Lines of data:
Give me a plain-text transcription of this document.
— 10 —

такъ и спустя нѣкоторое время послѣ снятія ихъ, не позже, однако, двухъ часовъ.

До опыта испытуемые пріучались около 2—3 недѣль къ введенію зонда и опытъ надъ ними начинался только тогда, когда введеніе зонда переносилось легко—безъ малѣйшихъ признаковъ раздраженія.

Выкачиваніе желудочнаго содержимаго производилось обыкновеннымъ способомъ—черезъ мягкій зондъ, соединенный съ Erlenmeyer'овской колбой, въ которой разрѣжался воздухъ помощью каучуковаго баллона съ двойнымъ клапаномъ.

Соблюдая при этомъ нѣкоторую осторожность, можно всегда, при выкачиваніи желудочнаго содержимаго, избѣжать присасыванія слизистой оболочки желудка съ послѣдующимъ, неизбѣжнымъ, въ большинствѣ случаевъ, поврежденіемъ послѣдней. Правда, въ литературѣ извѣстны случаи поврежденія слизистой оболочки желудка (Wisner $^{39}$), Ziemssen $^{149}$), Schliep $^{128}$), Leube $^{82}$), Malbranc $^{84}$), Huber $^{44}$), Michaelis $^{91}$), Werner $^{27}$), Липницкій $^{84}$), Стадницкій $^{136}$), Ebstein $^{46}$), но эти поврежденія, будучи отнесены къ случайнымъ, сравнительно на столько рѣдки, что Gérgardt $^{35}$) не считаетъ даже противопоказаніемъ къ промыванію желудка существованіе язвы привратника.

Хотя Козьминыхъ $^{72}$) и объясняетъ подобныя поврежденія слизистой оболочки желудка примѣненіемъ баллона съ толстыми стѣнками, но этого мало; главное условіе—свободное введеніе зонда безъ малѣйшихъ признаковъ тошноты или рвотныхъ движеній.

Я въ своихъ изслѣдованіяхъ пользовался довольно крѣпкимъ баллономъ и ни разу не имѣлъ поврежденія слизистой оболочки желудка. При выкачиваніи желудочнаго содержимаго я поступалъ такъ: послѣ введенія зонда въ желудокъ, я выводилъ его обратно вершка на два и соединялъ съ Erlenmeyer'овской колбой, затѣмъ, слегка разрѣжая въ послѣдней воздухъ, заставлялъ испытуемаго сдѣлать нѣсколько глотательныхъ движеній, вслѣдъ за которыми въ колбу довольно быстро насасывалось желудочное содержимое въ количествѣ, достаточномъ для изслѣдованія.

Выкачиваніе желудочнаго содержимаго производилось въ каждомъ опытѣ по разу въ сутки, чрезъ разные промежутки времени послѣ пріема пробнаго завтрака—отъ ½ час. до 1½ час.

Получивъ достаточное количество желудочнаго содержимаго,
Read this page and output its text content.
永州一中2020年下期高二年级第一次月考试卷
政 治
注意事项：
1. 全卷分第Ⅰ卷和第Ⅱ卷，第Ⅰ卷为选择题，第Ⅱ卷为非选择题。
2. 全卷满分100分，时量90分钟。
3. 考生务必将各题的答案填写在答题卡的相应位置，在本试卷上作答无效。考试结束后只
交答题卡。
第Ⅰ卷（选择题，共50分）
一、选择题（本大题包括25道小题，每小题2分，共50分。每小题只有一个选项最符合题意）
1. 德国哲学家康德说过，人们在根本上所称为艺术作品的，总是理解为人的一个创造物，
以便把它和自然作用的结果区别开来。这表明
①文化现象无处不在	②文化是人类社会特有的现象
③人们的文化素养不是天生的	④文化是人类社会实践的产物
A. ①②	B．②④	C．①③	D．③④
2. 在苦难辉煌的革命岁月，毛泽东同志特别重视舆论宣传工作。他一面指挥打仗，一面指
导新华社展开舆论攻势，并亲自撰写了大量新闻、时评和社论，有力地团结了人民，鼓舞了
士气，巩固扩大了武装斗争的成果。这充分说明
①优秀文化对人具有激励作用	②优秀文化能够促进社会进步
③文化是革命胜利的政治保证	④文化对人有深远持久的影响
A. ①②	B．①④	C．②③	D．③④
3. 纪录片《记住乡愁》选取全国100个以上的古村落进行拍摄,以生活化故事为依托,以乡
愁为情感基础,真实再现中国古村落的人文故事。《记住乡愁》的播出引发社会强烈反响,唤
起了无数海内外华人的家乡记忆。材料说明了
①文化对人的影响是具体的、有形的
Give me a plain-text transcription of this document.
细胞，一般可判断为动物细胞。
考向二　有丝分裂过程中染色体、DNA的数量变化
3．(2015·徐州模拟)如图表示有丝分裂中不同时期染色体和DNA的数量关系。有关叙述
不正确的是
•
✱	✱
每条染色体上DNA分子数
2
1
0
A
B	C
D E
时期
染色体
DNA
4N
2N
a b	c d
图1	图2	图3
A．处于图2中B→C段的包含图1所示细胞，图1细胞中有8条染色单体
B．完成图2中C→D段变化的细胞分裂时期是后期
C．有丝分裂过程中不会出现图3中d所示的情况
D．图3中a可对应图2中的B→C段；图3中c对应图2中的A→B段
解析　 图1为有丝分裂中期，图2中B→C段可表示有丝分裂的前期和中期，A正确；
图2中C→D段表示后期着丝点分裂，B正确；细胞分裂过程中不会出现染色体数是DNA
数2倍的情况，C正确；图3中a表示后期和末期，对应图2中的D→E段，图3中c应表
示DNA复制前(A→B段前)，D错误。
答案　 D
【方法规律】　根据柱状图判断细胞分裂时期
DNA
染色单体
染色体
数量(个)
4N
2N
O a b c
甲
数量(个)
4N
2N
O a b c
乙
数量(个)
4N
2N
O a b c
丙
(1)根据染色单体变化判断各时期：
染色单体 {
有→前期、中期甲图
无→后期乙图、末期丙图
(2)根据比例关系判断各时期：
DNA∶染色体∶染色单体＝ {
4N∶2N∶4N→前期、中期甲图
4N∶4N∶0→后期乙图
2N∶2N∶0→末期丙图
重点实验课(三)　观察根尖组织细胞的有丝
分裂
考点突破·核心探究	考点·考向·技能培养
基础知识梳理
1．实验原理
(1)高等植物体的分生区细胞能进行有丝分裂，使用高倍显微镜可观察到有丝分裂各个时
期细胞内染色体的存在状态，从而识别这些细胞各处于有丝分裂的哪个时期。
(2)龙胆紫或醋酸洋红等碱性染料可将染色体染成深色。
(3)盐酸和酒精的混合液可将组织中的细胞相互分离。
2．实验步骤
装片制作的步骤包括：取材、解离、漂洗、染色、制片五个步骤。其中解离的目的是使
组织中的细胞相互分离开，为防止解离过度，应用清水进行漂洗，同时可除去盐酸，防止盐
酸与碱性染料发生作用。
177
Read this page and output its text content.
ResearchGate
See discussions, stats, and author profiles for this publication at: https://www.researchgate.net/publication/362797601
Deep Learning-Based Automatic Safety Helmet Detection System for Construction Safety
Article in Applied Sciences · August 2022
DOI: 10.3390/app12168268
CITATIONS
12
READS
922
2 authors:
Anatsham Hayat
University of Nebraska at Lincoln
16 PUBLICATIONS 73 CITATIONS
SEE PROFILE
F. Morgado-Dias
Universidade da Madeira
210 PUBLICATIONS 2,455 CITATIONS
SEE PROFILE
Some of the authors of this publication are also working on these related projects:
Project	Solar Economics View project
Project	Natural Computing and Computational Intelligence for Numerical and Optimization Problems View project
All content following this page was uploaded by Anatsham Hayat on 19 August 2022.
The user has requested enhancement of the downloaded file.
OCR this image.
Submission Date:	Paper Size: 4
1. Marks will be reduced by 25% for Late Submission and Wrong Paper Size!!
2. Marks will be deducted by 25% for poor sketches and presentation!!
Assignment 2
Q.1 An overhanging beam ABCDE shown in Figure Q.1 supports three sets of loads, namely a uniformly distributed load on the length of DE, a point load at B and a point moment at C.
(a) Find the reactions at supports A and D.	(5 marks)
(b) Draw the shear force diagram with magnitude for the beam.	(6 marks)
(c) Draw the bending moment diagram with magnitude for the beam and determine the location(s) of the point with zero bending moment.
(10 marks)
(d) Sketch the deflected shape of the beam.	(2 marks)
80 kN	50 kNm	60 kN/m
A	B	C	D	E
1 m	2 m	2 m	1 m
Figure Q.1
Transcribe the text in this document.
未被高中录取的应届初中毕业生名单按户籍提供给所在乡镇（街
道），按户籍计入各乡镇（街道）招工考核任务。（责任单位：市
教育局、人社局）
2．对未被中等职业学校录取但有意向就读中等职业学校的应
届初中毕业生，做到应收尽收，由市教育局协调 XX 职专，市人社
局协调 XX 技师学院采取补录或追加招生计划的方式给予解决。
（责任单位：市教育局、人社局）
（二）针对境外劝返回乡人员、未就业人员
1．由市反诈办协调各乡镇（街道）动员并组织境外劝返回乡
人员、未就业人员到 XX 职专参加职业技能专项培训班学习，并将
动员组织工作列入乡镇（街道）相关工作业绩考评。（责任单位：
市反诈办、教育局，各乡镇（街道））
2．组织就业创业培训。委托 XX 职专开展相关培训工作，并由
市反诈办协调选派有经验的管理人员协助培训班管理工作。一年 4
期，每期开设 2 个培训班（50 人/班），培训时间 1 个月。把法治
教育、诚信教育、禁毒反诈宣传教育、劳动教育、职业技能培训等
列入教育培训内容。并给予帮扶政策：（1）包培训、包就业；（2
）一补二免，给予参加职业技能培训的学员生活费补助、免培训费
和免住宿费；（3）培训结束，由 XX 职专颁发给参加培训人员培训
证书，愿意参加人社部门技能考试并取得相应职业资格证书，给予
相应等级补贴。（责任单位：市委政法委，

• Request
Give back, exactly as written, the lines from the one with "OCR this image." to the last line.

• Correct result
OCR this image.
Submission Date:	Paper Size: 4
1. Marks will be reduced by 25% for Late Submission and Wrong Paper Size!!
2. Marks will be deducted by 25% for poor sketches and presentation!!
Assignment 2
Q.1 An overhanging beam ABCDE shown in Figure Q.1 supports three sets of loads, namely a uniformly distributed load on the length of DE, a point load at B and a point moment at C.
(a) Find the reactions at supports A and D.	(5 marks)
(b) Draw the shear force diagram with magnitude for the beam.	(6 marks)
(c) Draw the bending moment diagram with magnitude for the beam and determine the location(s) of the point with zero bending moment.
(10 marks)
(d) Sketch the deflected shape of the beam.	(2 marks)
80 kN	50 kNm	60 kN/m
A	B	C	D	E
1 m	2 m	2 m	1 m
Figure Q.1
Transcribe the text in this document.
未被高中录取的应届初中毕业生名单按户籍提供给所在乡镇（街
道），按户籍计入各乡镇（街道）招工考核任务。（责任单位：市
教育局、人社局）
2．对未被中等职业学校录取但有意向就读中等职业学校的应
届初中毕业生，做到应收尽收，由市教育局协调 XX 职专，市人社
局协调 XX 技师学院采取补录或追加招生计划的方式给予解决。
（责任单位：市教育局、人社局）
（二）针对境外劝返回乡人员、未就业人员
1．由市反诈办协调各乡镇（街道）动员并组织境外劝返回乡
人员、未就业人员到 XX 职专参加职业技能专项培训班学习，并将
动员组织工作列入乡镇（街道）相关工作业绩考评。（责任单位：
市反诈办、教育局，各乡镇（街道））
2．组织就业创业培训。委托 XX 职专开展相关培训工作，并由
市反诈办协调选派有经验的管理人员协助培训班管理工作。一年 4
期，每期开设 2 个培训班（50 人/班），培训时间 1 个月。把法治
教育、诚信教育、禁毒反诈宣传教育、劳动教育、职业技能培训等
列入教育培训内容。并给予帮扶政策：（1）包培训、包就业；（2
）一补二免，给予参加职业技能培训的学员生活费补助、免培训费
和免住宿费；（3）培训结束，由 XX 职专颁发给参加培训人员培训
证书，愿意参加人社部门技能考试并取得相应职业资格证书，给予
相应等级补贴。（责任单位：市委政法委，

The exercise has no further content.